[Begin MATERIAL PROVIDED]

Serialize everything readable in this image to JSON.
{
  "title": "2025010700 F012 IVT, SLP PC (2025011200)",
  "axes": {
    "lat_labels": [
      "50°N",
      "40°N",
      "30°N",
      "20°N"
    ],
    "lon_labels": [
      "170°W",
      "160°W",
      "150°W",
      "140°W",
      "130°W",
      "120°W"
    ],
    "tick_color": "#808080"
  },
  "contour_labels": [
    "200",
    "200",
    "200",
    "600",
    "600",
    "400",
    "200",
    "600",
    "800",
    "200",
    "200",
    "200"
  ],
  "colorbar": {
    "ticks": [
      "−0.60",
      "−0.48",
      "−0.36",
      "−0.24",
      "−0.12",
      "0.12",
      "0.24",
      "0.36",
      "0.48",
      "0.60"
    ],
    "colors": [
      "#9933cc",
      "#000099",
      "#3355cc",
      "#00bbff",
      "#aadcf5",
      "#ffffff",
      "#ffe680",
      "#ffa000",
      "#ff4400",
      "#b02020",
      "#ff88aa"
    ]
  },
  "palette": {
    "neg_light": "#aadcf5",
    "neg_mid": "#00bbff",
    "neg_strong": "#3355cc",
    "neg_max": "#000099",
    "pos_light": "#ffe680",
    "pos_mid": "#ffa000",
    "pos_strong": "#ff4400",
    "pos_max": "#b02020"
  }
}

[End MATERIAL PROVIDED]

WHAT IS BEING ASKED:
Each entry above is to be set down again in exactly the same words.

WORKED ANSWER:
Serialize everything readable in this image to JSON.
{
  "title": "2025010700 F012 IVT, SLP PC (2025011200)",
  "axes": {
    "lat_labels": [
      "50°N",
      "40°N",
      "30°N",
      "20°N"
    ],
    "lon_labels": [
      "170°W",
      "160°W",
      "150°W",
      "140°W",
      "130°W",
      "120°W"
    ],
    "tick_color": "#808080"
  },
  "contour_labels": [
    "200",
    "200",
    "200",
    "600",
    "600",
    "400",
    "200",
    "600",
    "800",
    "200",
    "200",
    "200"
  ],
  "colorbar": {
    "ticks": [
      "−0.60",
      "−0.48",
      "−0.36",
      "−0.24",
      "−0.12",
      "0.12",
      "0.24",
      "0.36",
      "0.48",
      "0.60"
    ],
    "colors": [
      "#9933cc",
      "#000099",
      "#3355cc",
      "#00bbff",
      "#aadcf5",
      "#ffffff",
      "#ffe680",
      "#ffa000",
      "#ff4400",
      "#b02020",
      "#ff88aa"
    ]
  },
  "palette": {
    "neg_light": "#aadcf5",
    "neg_mid": "#00bbff",
    "neg_strong": "#3355cc",
    "neg_max": "#000099",
    "pos_light": "#ffe680",
    "pos_mid": "#ffa000",
    "pos_strong": "#ff4400",
    "pos_max": "#b02020"
  }
}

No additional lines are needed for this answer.